- _Do this_
Quote all of the data below exactly, please.

- _Provided records_

======

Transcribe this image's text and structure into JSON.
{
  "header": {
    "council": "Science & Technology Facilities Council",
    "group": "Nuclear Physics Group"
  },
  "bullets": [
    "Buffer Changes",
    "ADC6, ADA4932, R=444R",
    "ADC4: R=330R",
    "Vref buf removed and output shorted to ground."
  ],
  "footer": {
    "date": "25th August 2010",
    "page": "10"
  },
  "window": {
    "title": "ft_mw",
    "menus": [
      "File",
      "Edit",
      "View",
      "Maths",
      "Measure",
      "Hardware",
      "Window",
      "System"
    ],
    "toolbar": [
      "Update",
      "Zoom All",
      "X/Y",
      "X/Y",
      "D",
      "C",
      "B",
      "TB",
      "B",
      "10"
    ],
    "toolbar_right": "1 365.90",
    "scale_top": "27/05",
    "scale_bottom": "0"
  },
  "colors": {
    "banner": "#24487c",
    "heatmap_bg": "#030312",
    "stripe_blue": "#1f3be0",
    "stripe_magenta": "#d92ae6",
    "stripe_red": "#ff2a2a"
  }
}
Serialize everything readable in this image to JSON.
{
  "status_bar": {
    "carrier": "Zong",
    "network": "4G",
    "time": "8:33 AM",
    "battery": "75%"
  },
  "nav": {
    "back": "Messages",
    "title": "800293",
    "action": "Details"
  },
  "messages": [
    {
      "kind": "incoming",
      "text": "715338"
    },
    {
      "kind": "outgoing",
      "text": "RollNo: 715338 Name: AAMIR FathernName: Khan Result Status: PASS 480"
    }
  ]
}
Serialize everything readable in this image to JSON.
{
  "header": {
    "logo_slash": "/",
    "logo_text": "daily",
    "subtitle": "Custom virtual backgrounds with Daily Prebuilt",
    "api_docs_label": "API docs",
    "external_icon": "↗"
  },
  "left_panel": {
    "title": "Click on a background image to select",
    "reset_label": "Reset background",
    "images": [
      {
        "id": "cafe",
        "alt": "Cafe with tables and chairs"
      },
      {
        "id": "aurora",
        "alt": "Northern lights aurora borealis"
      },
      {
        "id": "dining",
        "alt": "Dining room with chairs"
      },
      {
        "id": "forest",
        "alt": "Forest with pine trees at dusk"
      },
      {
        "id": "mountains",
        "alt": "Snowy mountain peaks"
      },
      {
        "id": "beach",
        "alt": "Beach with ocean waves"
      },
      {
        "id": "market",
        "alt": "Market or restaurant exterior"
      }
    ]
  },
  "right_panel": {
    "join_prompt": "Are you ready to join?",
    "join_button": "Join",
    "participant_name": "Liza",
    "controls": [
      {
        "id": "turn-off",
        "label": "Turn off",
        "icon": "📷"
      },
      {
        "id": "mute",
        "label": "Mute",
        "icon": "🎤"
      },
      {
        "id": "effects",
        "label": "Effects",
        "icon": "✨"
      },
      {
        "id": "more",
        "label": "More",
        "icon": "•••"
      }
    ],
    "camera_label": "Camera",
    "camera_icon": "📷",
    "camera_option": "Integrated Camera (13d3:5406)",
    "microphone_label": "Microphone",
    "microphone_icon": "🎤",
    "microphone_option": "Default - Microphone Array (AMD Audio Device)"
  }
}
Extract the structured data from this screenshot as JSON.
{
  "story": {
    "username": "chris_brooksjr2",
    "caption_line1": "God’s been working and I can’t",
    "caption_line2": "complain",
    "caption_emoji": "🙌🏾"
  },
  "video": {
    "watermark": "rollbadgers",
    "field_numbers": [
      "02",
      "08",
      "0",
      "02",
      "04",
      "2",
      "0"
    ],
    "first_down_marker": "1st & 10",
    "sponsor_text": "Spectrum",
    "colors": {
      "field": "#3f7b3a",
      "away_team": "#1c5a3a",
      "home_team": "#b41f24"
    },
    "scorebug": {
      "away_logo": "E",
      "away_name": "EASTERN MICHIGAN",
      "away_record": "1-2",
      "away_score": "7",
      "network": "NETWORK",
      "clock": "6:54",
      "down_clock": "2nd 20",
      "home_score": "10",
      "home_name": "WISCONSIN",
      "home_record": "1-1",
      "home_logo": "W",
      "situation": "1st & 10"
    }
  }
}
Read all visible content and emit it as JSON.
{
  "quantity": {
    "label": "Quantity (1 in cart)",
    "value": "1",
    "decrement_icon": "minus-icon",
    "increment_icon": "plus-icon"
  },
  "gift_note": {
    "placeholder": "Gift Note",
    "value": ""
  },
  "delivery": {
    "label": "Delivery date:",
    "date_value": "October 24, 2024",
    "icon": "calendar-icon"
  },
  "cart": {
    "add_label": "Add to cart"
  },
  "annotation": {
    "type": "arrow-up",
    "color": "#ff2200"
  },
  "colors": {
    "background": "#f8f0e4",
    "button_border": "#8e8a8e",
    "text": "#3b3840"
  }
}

======

- _Response for this exercise_
Transcribe this image's text and structure into JSON.
{
  "header": {
    "council": "Science & Technology Facilities Council",
    "group": "Nuclear Physics Group"
  },
  "bullets": [
    "Buffer Changes",
    "ADC6, ADA4932, R=444R",
    "ADC4: R=330R",
    "Vref buf removed and output shorted to ground."
  ],
  "footer": {
    "date": "25th August 2010",
    "page": "10"
  },
  "window": {
    "title": "ft_mw",
    "menus": [
      "File",
      "Edit",
      "View",
      "Maths",
      "Measure",
      "Hardware",
      "Window",
      "System"
    ],
    "toolbar": [
      "Update",
      "Zoom All",
      "X/Y",
      "X/Y",
      "D",
      "C",
      "B",
      "TB",
      "B",
      "10"
    ],
    "toolbar_right": "1 365.90",
    "scale_top": "27/05",
    "scale_bottom": "0"
  },
  "colors": {
    "banner": "#24487c",
    "heatmap_bg": "#030312",
    "stripe_blue": "#1f3be0",
    "stripe_magenta": "#d92ae6",
    "stripe_red": "#ff2a2a"
  }
}
Serialize everything readable in this image to JSON.
{
  "status_bar": {
    "carrier": "Zong",
    "network": "4G",
    "time": "8:33 AM",
    "battery": "75%"
  },
  "nav": {
    "back": "Messages",
    "title": "800293",
    "action": "Details"
  },
  "messages": [
    {
      "kind": "incoming",
      "text": "715338"
    },
    {
      "kind": "outgoing",
      "text": "RollNo: 715338 Name: AAMIR FathernName: Khan Result Status: PASS 480"
    }
  ]
}
Serialize everything readable in this image to JSON.
{
  "header": {
    "logo_slash": "/",
    "logo_text": "daily",
    "subtitle": "Custom virtual backgrounds with Daily Prebuilt",
    "api_docs_label": "API docs",
    "external_icon": "↗"
  },
  "left_panel": {
    "title": "Click on a background image to select",
    "reset_label": "Reset background",
    "images": [
      {
        "id": "cafe",
        "alt": "Cafe with tables and chairs"
      },
      {
        "id": "aurora",
        "alt": "Northern lights aurora borealis"
      },
      {
        "id": "dining",
        "alt": "Dining room with chairs"
      },
      {
        "id": "forest",
        "alt": "Forest with pine trees at dusk"
      },
      {
        "id": "mountains",
        "alt": "Snowy mountain peaks"
      },
      {
        "id": "beach",
        "alt": "Beach with ocean waves"
      },
      {
        "id": "market",
        "alt": "Market or restaurant exterior"
      }
    ]
  },
  "right_panel": {
    "join_prompt": "Are you ready to join?",
    "join_button": "Join",
    "participant_name": "Liza",
    "controls": [
      {
        "id": "turn-off",
        "label": "Turn off",
        "icon": "📷"
      },
      {
        "id": "mute",
        "label": "Mute",
        "icon": "🎤"
      },
      {
        "id": "effects",
        "label": "Effects",
        "icon": "✨"
      },
      {
        "id": "more",
        "label": "More",
        "icon": "•••"
      }
    ],
    "camera_label": "Camera",
    "camera_icon": "📷",
    "camera_option": "Integrated Camera (13d3:5406)",
    "microphone_label": "Microphone",
    "microphone_icon": "🎤",
    "microphone_option": "Default - Microphone Array (AMD Audio Device)"
  }
}
Extract the structured data from this screenshot as JSON.
{
  "story": {
    "username": "chris_brooksjr2",
    "caption_line1": "God’s been working and I can’t",
    "caption_line2": "complain",
    "caption_emoji": "🙌🏾"
  },
  "video": {
    "watermark": "rollbadgers",
    "field_numbers": [
      "02",
      "08",
      "0",
      "02",
      "04",
      "2",
      "0"
    ],
    "first_down_marker": "1st & 10",
    "sponsor_text": "Spectrum",
    "colors": {
      "field": "#3f7b3a",
      "away_team": "#1c5a3a",
      "home_team": "#b41f24"
    },
    "scorebug": {
      "away_logo": "E",
      "away_name": "EASTERN MICHIGAN",
      "away_record": "1-2",
      "away_score": "7",
      "network": "NETWORK",
      "clock": "6:54",
      "down_clock": "2nd 20",
      "home_score": "10",
      "home_name": "WISCONSIN",
      "home_record": "1-1",
      "home_logo": "W",
      "situation": "1st & 10"
    }
  }
}
Read all visible content and emit it as JSON.
{
  "quantity": {
    "label": "Quantity (1 in cart)",
    "value": "1",
    "decrement_icon": "minus-icon",
    "increment_icon": "plus-icon"
  },
  "gift_note": {
    "placeholder": "Gift Note",
    "value": ""
  },
  "delivery": {
    "label": "Delivery date:",
    "date_value": "October 24, 2024",
    "icon": "calendar-icon"
  },
  "cart": {
    "add_label": "Add to cart"
  },
  "annotation": {
    "type": "arrow-up",
    "color": "#ff2200"
  },
  "colors": {
    "background": "#f8f0e4",
    "button_border": "#8e8a8e",
    "text": "#3b3840"
  }
}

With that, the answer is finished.